Box annotation data
________
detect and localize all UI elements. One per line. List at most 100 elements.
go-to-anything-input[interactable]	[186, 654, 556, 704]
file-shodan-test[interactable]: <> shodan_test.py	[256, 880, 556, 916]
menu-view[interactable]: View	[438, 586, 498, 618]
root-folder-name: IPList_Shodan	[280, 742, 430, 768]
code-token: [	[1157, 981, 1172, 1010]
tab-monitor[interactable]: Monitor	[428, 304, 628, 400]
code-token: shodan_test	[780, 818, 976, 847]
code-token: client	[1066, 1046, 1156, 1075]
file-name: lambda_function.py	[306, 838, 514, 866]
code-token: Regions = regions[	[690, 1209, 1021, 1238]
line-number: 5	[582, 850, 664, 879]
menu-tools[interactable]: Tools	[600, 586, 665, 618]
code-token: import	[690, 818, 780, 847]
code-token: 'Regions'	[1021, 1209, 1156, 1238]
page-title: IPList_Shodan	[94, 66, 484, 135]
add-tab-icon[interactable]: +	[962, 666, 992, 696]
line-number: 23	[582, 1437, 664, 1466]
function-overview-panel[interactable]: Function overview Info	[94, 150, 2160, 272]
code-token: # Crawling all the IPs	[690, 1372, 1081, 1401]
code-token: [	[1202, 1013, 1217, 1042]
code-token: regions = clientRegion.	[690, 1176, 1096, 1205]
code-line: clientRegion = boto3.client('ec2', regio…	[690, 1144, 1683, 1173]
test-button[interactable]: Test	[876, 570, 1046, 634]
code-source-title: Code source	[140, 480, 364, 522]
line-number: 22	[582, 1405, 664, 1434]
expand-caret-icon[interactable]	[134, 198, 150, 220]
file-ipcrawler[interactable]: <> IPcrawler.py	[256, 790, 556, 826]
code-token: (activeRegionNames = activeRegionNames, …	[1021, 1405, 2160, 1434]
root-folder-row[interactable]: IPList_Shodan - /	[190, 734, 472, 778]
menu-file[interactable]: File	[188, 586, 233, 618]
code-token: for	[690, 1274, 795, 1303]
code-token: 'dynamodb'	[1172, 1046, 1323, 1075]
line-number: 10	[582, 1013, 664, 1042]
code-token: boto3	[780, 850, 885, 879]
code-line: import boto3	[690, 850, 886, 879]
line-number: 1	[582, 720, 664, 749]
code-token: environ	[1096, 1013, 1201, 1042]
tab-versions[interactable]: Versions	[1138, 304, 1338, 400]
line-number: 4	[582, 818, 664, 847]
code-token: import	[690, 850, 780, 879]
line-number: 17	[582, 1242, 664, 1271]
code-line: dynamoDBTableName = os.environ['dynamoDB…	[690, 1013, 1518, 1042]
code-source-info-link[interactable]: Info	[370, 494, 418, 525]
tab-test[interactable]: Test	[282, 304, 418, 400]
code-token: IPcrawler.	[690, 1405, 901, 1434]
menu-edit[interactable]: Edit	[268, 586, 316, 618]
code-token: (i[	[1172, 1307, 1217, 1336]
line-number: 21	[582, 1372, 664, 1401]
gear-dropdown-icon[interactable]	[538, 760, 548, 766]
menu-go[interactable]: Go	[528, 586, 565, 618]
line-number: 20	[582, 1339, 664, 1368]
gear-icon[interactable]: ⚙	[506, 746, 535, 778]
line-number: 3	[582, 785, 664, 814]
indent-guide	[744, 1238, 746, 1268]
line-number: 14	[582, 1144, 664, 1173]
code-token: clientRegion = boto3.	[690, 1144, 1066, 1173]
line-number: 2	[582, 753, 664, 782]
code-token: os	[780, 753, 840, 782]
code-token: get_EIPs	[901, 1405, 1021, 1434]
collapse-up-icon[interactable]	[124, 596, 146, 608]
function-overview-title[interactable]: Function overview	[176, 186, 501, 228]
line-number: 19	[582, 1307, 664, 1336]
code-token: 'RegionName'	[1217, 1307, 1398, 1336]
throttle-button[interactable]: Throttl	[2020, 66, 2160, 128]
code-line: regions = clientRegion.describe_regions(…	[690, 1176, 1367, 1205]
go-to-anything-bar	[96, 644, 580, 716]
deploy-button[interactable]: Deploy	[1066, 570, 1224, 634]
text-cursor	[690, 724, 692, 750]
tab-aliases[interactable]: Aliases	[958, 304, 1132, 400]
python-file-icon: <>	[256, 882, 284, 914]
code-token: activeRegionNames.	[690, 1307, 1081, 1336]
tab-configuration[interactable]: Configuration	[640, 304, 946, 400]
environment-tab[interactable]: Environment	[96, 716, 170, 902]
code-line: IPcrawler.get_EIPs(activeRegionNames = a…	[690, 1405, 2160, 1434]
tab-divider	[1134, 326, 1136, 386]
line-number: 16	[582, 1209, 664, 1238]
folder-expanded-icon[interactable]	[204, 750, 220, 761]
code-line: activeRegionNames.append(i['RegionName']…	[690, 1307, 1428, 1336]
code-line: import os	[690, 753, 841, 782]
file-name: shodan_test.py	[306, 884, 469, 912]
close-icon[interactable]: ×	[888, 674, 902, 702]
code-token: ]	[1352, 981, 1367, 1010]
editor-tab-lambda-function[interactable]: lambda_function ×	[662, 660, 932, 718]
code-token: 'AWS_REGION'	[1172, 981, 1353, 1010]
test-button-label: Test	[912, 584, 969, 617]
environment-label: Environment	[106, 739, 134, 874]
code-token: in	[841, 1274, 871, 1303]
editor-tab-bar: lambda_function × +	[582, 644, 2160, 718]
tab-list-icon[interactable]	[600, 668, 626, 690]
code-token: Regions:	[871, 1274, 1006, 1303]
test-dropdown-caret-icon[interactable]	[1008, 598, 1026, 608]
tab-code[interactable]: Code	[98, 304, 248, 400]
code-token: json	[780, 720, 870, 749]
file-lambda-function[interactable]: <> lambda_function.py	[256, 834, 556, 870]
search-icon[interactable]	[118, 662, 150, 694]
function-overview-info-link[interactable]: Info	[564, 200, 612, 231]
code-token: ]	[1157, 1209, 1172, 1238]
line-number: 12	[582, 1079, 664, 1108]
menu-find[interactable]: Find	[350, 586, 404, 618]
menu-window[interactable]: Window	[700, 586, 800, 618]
________
Please reproduce the lines of the records above word for word, covering all of them.

detect and localize all UI elements. One per line. List at most 100 elements.
go-to-anything-input[interactable]	[186, 654, 556, 704]
file-shodan-test[interactable]: <> shodan_test.py	[256, 880, 556, 916]
menu-view[interactable]: View	[438, 586, 498, 618]
root-folder-name: IPList_Shodan	[280, 742, 430, 768]
code-token: [	[1157, 981, 1172, 1010]
tab-monitor[interactable]: Monitor	[428, 304, 628, 400]
code-token: shodan_test	[780, 818, 976, 847]
code-token: client	[1066, 1046, 1156, 1075]
file-name: lambda_function.py	[306, 838, 514, 866]
code-token: Regions = regions[	[690, 1209, 1021, 1238]
line-number: 5	[582, 850, 664, 879]
menu-tools[interactable]: Tools	[600, 586, 665, 618]
code-token: import	[690, 818, 780, 847]
code-token: 'Regions'	[1021, 1209, 1156, 1238]
page-title: IPList_Shodan	[94, 66, 484, 135]
add-tab-icon[interactable]: +	[962, 666, 992, 696]
line-number: 23	[582, 1437, 664, 1466]
function-overview-panel[interactable]: Function overview Info	[94, 150, 2160, 272]
code-token: # Crawling all the IPs	[690, 1372, 1081, 1401]
code-token: [	[1202, 1013, 1217, 1042]
code-token: regions = clientRegion.	[690, 1176, 1096, 1205]
code-line: clientRegion = boto3.client('ec2', regio…	[690, 1144, 1683, 1173]
test-button[interactable]: Test	[876, 570, 1046, 634]
code-source-title: Code source	[140, 480, 364, 522]
line-number: 22	[582, 1405, 664, 1434]
expand-caret-icon[interactable]	[134, 198, 150, 220]
file-ipcrawler[interactable]: <> IPcrawler.py	[256, 790, 556, 826]
code-token: (activeRegionNames = activeRegionNames, …	[1021, 1405, 2160, 1434]
root-folder-row[interactable]: IPList_Shodan - /	[190, 734, 472, 778]
menu-file[interactable]: File	[188, 586, 233, 618]
code-token: for	[690, 1274, 795, 1303]
code-token: 'dynamodb'	[1172, 1046, 1323, 1075]
line-number: 10	[582, 1013, 664, 1042]
code-token: boto3	[780, 850, 885, 879]
code-line: import boto3	[690, 850, 886, 879]
line-number: 1	[582, 720, 664, 749]
code-token: environ	[1096, 1013, 1201, 1042]
tab-versions[interactable]: Versions	[1138, 304, 1338, 400]
line-number: 4	[582, 818, 664, 847]
code-token: import	[690, 850, 780, 879]
line-number: 17	[582, 1242, 664, 1271]
code-line: dynamoDBTableName = os.environ['dynamoDB…	[690, 1013, 1518, 1042]
code-source-info-link[interactable]: Info	[370, 494, 418, 525]
tab-test[interactable]: Test	[282, 304, 418, 400]
code-token: IPcrawler.	[690, 1405, 901, 1434]
menu-edit[interactable]: Edit	[268, 586, 316, 618]
code-token: (i[	[1172, 1307, 1217, 1336]
line-number: 21	[582, 1372, 664, 1401]
gear-dropdown-icon[interactable]	[538, 760, 548, 766]
menu-go[interactable]: Go	[528, 586, 565, 618]
line-number: 20	[582, 1339, 664, 1368]
gear-icon[interactable]: ⚙	[506, 746, 535, 778]
line-number: 3	[582, 785, 664, 814]
indent-guide	[744, 1238, 746, 1268]
line-number: 14	[582, 1144, 664, 1173]
code-token: clientRegion = boto3.	[690, 1144, 1066, 1173]
line-number: 2	[582, 753, 664, 782]
code-token: os	[780, 753, 840, 782]
code-token: get_EIPs	[901, 1405, 1021, 1434]
collapse-up-icon[interactable]	[124, 596, 146, 608]
function-overview-title[interactable]: Function overview	[176, 186, 501, 228]
line-number: 19	[582, 1307, 664, 1336]
code-token: 'RegionName'	[1217, 1307, 1398, 1336]
throttle-button[interactable]: Throttl	[2020, 66, 2160, 128]
code-line: regions = clientRegion.describe_regions(…	[690, 1176, 1367, 1205]
go-to-anything-bar	[96, 644, 580, 716]
deploy-button[interactable]: Deploy	[1066, 570, 1224, 634]
text-cursor	[690, 724, 692, 750]
tab-aliases[interactable]: Aliases	[958, 304, 1132, 400]
python-file-icon: <>	[256, 882, 284, 914]
code-token: activeRegionNames.	[690, 1307, 1081, 1336]
tab-configuration[interactable]: Configuration	[640, 304, 946, 400]
environment-tab[interactable]: Environment	[96, 716, 170, 902]
code-line: IPcrawler.get_EIPs(activeRegionNames = a…	[690, 1405, 2160, 1434]
tab-divider	[1134, 326, 1136, 386]
line-number: 16	[582, 1209, 664, 1238]
folder-expanded-icon[interactable]	[204, 750, 220, 761]
code-line: activeRegionNames.append(i['RegionName']…	[690, 1307, 1428, 1336]
code-line: import os	[690, 753, 841, 782]
file-name: shodan_test.py	[306, 884, 469, 912]
close-icon[interactable]: ×	[888, 674, 902, 702]
code-token: ]	[1352, 981, 1367, 1010]
editor-tab-lambda-function[interactable]: lambda_function ×	[662, 660, 932, 718]
code-token: 'AWS_REGION'	[1172, 981, 1353, 1010]
test-button-label: Test	[912, 584, 969, 617]
environment-label: Environment	[106, 739, 134, 874]
code-token: in	[841, 1274, 871, 1303]
editor-tab-bar: lambda_function × +	[582, 644, 2160, 718]
tab-list-icon[interactable]	[600, 668, 626, 690]
code-token: Regions:	[871, 1274, 1006, 1303]
test-dropdown-caret-icon[interactable]	[1008, 598, 1026, 608]
tab-code[interactable]: Code	[98, 304, 248, 400]
code-token: json	[780, 720, 870, 749]
file-lambda-function[interactable]: <> lambda_function.py	[256, 834, 556, 870]
search-icon[interactable]	[118, 662, 150, 694]
function-overview-info-link[interactable]: Info	[564, 200, 612, 231]
code-token: ]	[1157, 1209, 1172, 1238]
line-number: 12	[582, 1079, 664, 1108]
menu-find[interactable]: Find	[350, 586, 404, 618]
menu-window[interactable]: Window	[700, 586, 800, 618]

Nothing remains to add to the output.